>>>
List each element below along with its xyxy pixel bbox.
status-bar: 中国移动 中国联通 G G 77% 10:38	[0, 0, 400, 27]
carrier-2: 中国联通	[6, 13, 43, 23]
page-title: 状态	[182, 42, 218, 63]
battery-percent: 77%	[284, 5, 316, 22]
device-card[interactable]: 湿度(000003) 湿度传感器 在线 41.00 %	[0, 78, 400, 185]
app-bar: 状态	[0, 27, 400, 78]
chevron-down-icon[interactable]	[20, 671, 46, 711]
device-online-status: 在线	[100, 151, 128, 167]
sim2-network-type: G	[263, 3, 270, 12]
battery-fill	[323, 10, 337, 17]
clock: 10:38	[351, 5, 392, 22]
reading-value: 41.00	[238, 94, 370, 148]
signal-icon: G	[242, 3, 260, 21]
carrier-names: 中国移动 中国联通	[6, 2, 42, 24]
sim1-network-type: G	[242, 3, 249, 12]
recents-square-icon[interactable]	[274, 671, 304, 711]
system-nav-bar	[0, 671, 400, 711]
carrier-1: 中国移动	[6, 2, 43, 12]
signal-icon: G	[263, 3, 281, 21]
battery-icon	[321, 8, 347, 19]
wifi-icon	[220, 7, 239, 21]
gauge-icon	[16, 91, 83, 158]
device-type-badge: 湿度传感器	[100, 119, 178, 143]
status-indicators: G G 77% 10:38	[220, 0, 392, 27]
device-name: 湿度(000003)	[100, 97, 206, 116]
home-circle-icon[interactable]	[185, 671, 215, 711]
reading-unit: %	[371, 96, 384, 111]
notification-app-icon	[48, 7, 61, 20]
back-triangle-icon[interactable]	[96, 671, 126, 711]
<<<
GIVEN PROBLEM:
Copy the records verbatim, from their first line through the line containing "151, 128, 167]".

RESULT OF THE EXERCISE:
List each element below along with its xyxy pixel bbox.
status-bar: 中国移动 中国联通 G G 77% 10:38	[0, 0, 400, 27]
carrier-2: 中国联通	[6, 13, 43, 23]
page-title: 状态	[182, 42, 218, 63]
battery-percent: 77%	[284, 5, 316, 22]
device-card[interactable]: 湿度(000003) 湿度传感器 在线 41.00 %	[0, 78, 400, 185]
app-bar: 状态	[0, 27, 400, 78]
chevron-down-icon[interactable]	[20, 671, 46, 711]
device-online-status: 在线	[100, 151, 128, 167]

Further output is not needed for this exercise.